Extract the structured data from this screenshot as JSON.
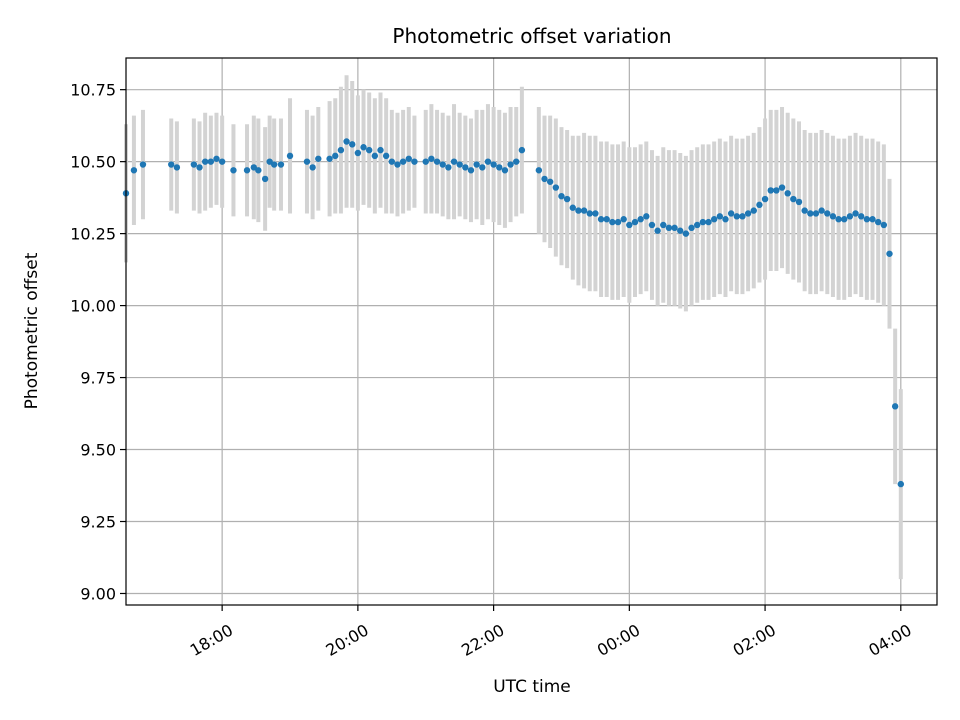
{
  "chart_data": {
    "type": "scatter",
    "title": "Photometric offset variation",
    "xlabel": "UTC time",
    "ylabel": "Photometric offset",
    "xlim": [
      "16:35",
      "04:32"
    ],
    "ylim": [
      8.96,
      10.86
    ],
    "x_tick_labels": [
      "18:00",
      "20:00",
      "22:00",
      "00:00",
      "02:00",
      "04:00"
    ],
    "y_tick_labels": [
      "9.00",
      "9.25",
      "9.50",
      "9.75",
      "10.00",
      "10.25",
      "10.50",
      "10.75"
    ],
    "grid": true,
    "colors": {
      "points": "#1f77b4",
      "errorbars": "#d3d3d3",
      "grid": "#b0b0b0"
    },
    "series": [
      {
        "x": [
          "16:35",
          "16:42",
          "16:50",
          "17:15",
          "17:20",
          "17:35",
          "17:40",
          "17:45",
          "17:50",
          "17:55",
          "18:00",
          "18:10",
          "18:22",
          "18:28",
          "18:32",
          "18:38",
          "18:42",
          "18:46",
          "18:52",
          "19:00",
          "19:15",
          "19:20",
          "19:25",
          "19:35",
          "19:40",
          "19:45",
          "19:50",
          "19:55",
          "20:00",
          "20:05",
          "20:10",
          "20:15",
          "20:20",
          "20:25",
          "20:30",
          "20:35",
          "20:40",
          "20:45",
          "20:50",
          "21:00",
          "21:05",
          "21:10",
          "21:15",
          "21:20",
          "21:25",
          "21:30",
          "21:35",
          "21:40",
          "21:45",
          "21:50",
          "21:55",
          "22:00",
          "22:05",
          "22:10",
          "22:15",
          "22:20",
          "22:25",
          "22:40",
          "22:45",
          "22:50",
          "22:55",
          "23:00",
          "23:05",
          "23:10",
          "23:15",
          "23:20",
          "23:25",
          "23:30",
          "23:35",
          "23:40",
          "23:45",
          "23:50",
          "23:55",
          "00:00",
          "00:05",
          "00:10",
          "00:15",
          "00:20",
          "00:25",
          "00:30",
          "00:35",
          "00:40",
          "00:45",
          "00:50",
          "00:55",
          "01:00",
          "01:05",
          "01:10",
          "01:15",
          "01:20",
          "01:25",
          "01:30",
          "01:35",
          "01:40",
          "01:45",
          "01:50",
          "01:55",
          "02:00",
          "02:05",
          "02:10",
          "02:15",
          "02:20",
          "02:25",
          "02:30",
          "02:35",
          "02:40",
          "02:45",
          "02:50",
          "02:55",
          "03:00",
          "03:05",
          "03:10",
          "03:15",
          "03:20",
          "03:25",
          "03:30",
          "03:35",
          "03:40",
          "03:45",
          "03:50",
          "03:55",
          "04:00"
        ],
        "y": [
          10.39,
          10.47,
          10.49,
          10.49,
          10.48,
          10.49,
          10.48,
          10.5,
          10.5,
          10.51,
          10.5,
          10.47,
          10.47,
          10.48,
          10.47,
          10.44,
          10.5,
          10.49,
          10.49,
          10.52,
          10.5,
          10.48,
          10.51,
          10.51,
          10.52,
          10.54,
          10.57,
          10.56,
          10.53,
          10.55,
          10.54,
          10.52,
          10.54,
          10.52,
          10.5,
          10.49,
          10.5,
          10.51,
          10.5,
          10.5,
          10.51,
          10.5,
          10.49,
          10.48,
          10.5,
          10.49,
          10.48,
          10.47,
          10.49,
          10.48,
          10.5,
          10.49,
          10.48,
          10.47,
          10.49,
          10.5,
          10.54,
          10.47,
          10.44,
          10.43,
          10.41,
          10.38,
          10.37,
          10.34,
          10.33,
          10.33,
          10.32,
          10.32,
          10.3,
          10.3,
          10.29,
          10.29,
          10.3,
          10.28,
          10.29,
          10.3,
          10.31,
          10.28,
          10.26,
          10.28,
          10.27,
          10.27,
          10.26,
          10.25,
          10.27,
          10.28,
          10.29,
          10.29,
          10.3,
          10.31,
          10.3,
          10.32,
          10.31,
          10.31,
          10.32,
          10.33,
          10.35,
          10.37,
          10.4,
          10.4,
          10.41,
          10.39,
          10.37,
          10.36,
          10.33,
          10.32,
          10.32,
          10.33,
          10.32,
          10.31,
          10.3,
          10.3,
          10.31,
          10.32,
          10.31,
          10.3,
          10.3,
          10.29,
          10.28,
          10.18,
          9.65,
          9.38
        ],
        "yerr": [
          0.24,
          0.19,
          0.19,
          0.16,
          0.16,
          0.16,
          0.16,
          0.17,
          0.16,
          0.16,
          0.16,
          0.16,
          0.16,
          0.18,
          0.18,
          0.18,
          0.16,
          0.16,
          0.16,
          0.2,
          0.18,
          0.18,
          0.18,
          0.2,
          0.2,
          0.22,
          0.23,
          0.22,
          0.2,
          0.2,
          0.2,
          0.2,
          0.2,
          0.2,
          0.18,
          0.18,
          0.18,
          0.18,
          0.16,
          0.18,
          0.19,
          0.18,
          0.18,
          0.18,
          0.2,
          0.18,
          0.18,
          0.18,
          0.19,
          0.2,
          0.2,
          0.2,
          0.2,
          0.2,
          0.2,
          0.19,
          0.22,
          0.22,
          0.22,
          0.23,
          0.24,
          0.24,
          0.24,
          0.25,
          0.26,
          0.27,
          0.27,
          0.27,
          0.27,
          0.27,
          0.27,
          0.27,
          0.27,
          0.27,
          0.26,
          0.26,
          0.26,
          0.26,
          0.26,
          0.27,
          0.27,
          0.27,
          0.27,
          0.27,
          0.27,
          0.27,
          0.27,
          0.27,
          0.27,
          0.27,
          0.27,
          0.27,
          0.27,
          0.27,
          0.27,
          0.27,
          0.27,
          0.28,
          0.28,
          0.28,
          0.28,
          0.28,
          0.28,
          0.28,
          0.28,
          0.28,
          0.28,
          0.28,
          0.28,
          0.28,
          0.28,
          0.28,
          0.28,
          0.28,
          0.28,
          0.28,
          0.28,
          0.28,
          0.28,
          0.26,
          0.27,
          0.33
        ]
      }
    ]
  }
}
______
**Required task**:
Restate the data above word for word. Skip every picture.

**Task solution**:
Extract the structured data from this screenshot as JSON.
{
  "chart_data": {
    "type": "scatter",
    "title": "Photometric offset variation",
    "xlabel": "UTC time",
    "ylabel": "Photometric offset",
    "xlim": [
      "16:35",
      "04:32"
    ],
    "ylim": [
      8.96,
      10.86
    ],
    "x_tick_labels": [
      "18:00",
      "20:00",
      "22:00",
      "00:00",
      "02:00",
      "04:00"
    ],
    "y_tick_labels": [
      "9.00",
      "9.25",
      "9.50",
      "9.75",
      "10.00",
      "10.25",
      "10.50",
      "10.75"
    ],
    "grid": true,
    "colors": {
      "points": "#1f77b4",
      "errorbars": "#d3d3d3",
      "grid": "#b0b0b0"
    },
    "series": [
      {
        "x": [
          "16:35",
          "16:42",
          "16:50",
          "17:15",
          "17:20",
          "17:35",
          "17:40",
          "17:45",
          "17:50",
          "17:55",
          "18:00",
          "18:10",
          "18:22",
          "18:28",
          "18:32",
          "18:38",
          "18:42",
          "18:46",
          "18:52",
          "19:00",
          "19:15",
          "19:20",
          "19:25",
          "19:35",
          "19:40",
          "19:45",
          "19:50",
          "19:55",
          "20:00",
          "20:05",
          "20:10",
          "20:15",
          "20:20",
          "20:25",
          "20:30",
          "20:35",
          "20:40",
          "20:45",
          "20:50",
          "21:00",
          "21:05",
          "21:10",
          "21:15",
          "21:20",
          "21:25",
          "21:30",
          "21:35",
          "21:40",
          "21:45",
          "21:50",
          "21:55",
          "22:00",
          "22:05",
          "22:10",
          "22:15",
          "22:20",
          "22:25",
          "22:40",
          "22:45",
          "22:50",
          "22:55",
          "23:00",
          "23:05",
          "23:10",
          "23:15",
          "23:20",
          "23:25",
          "23:30",
          "23:35",
          "23:40",
          "23:45",
          "23:50",
          "23:55",
          "00:00",
          "00:05",
          "00:10",
          "00:15",
          "00:20",
          "00:25",
          "00:30",
          "00:35",
          "00:40",
          "00:45",
          "00:50",
          "00:55",
          "01:00",
          "01:05",
          "01:10",
          "01:15",
          "01:20",
          "01:25",
          "01:30",
          "01:35",
          "01:40",
          "01:45",
          "01:50",
          "01:55",
          "02:00",
          "02:05",
          "02:10",
          "02:15",
          "02:20",
          "02:25",
          "02:30",
          "02:35",
          "02:40",
          "02:45",
          "02:50",
          "02:55",
          "03:00",
          "03:05",
          "03:10",
          "03:15",
          "03:20",
          "03:25",
          "03:30",
          "03:35",
          "03:40",
          "03:45",
          "03:50",
          "03:55",
          "04:00"
        ],
        "y": [
          10.39,
          10.47,
          10.49,
          10.49,
          10.48,
          10.49,
          10.48,
          10.5,
          10.5,
          10.51,
          10.5,
          10.47,
          10.47,
          10.48,
          10.47,
          10.44,
          10.5,
          10.49,
          10.49,
          10.52,
          10.5,
          10.48,
          10.51,
          10.51,
          10.52,
          10.54,
          10.57,
          10.56,
          10.53,
          10.55,
          10.54,
          10.52,
          10.54,
          10.52,
          10.5,
          10.49,
          10.5,
          10.51,
          10.5,
          10.5,
          10.51,
          10.5,
          10.49,
          10.48,
          10.5,
          10.49,
          10.48,
          10.47,
          10.49,
          10.48,
          10.5,
          10.49,
          10.48,
          10.47,
          10.49,
          10.5,
          10.54,
          10.47,
          10.44,
          10.43,
          10.41,
          10.38,
          10.37,
          10.34,
          10.33,
          10.33,
          10.32,
          10.32,
          10.3,
          10.3,
          10.29,
          10.29,
          10.3,
          10.28,
          10.29,
          10.3,
          10.31,
          10.28,
          10.26,
          10.28,
          10.27,
          10.27,
          10.26,
          10.25,
          10.27,
          10.28,
          10.29,
          10.29,
          10.3,
          10.31,
          10.3,
          10.32,
          10.31,
          10.31,
          10.32,
          10.33,
          10.35,
          10.37,
          10.4,
          10.4,
          10.41,
          10.39,
          10.37,
          10.36,
          10.33,
          10.32,
          10.32,
          10.33,
          10.32,
          10.31,
          10.3,
          10.3,
          10.31,
          10.32,
          10.31,
          10.3,
          10.3,
          10.29,
          10.28,
          10.18,
          9.65,
          9.38
        ],
        "yerr": [
          0.24,
          0.19,
          0.19,
          0.16,
          0.16,
          0.16,
          0.16,
          0.17,
          0.16,
          0.16,
          0.16,
          0.16,
          0.16,
          0.18,
          0.18,
          0.18,
          0.16,
          0.16,
          0.16,
          0.2,
          0.18,
          0.18,
          0.18,
          0.2,
          0.2,
          0.22,
          0.23,
          0.22,
          0.2,
          0.2,
          0.2,
          0.2,
          0.2,
          0.2,
          0.18,
          0.18,
          0.18,
          0.18,
          0.16,
          0.18,
          0.19,
          0.18,
          0.18,
          0.18,
          0.2,
          0.18,
          0.18,
          0.18,
          0.19,
          0.2,
          0.2,
          0.2,
          0.2,
          0.2,
          0.2,
          0.19,
          0.22,
          0.22,
          0.22,
          0.23,
          0.24,
          0.24,
          0.24,
          0.25,
          0.26,
          0.27,
          0.27,
          0.27,
          0.27,
          0.27,
          0.27,
          0.27,
          0.27,
          0.27,
          0.26,
          0.26,
          0.26,
          0.26,
          0.26,
          0.27,
          0.27,
          0.27,
          0.27,
          0.27,
          0.27,
          0.27,
          0.27,
          0.27,
          0.27,
          0.27,
          0.27,
          0.27,
          0.27,
          0.27,
          0.27,
          0.27,
          0.27,
          0.28,
          0.28,
          0.28,
          0.28,
          0.28,
          0.28,
          0.28,
          0.28,
          0.28,
          0.28,
          0.28,
          0.28,
          0.28,
          0.28,
          0.28,
          0.28,
          0.28,
          0.28,
          0.28,
          0.28,
          0.28,
          0.28,
          0.26,
          0.27,
          0.33
        ]
      }
    ]
  }
}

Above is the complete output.